What is expected: Determine the number of lines that contain the word "stress", then state that number and nothing more.

Supplied material:

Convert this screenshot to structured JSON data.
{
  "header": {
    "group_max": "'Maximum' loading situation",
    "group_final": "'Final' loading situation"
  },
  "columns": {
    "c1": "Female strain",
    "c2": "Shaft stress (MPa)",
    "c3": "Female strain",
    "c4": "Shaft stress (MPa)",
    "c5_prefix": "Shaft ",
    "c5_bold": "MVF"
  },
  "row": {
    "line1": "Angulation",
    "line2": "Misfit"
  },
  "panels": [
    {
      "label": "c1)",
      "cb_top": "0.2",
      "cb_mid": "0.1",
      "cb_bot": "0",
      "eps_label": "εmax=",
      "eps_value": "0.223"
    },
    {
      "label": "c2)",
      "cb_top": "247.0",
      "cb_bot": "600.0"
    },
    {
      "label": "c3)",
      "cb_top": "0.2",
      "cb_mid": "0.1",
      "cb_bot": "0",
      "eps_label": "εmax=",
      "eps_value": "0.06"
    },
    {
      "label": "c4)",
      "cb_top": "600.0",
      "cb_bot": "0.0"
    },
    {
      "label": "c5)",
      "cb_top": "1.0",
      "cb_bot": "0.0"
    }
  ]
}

Answer to the problem: 2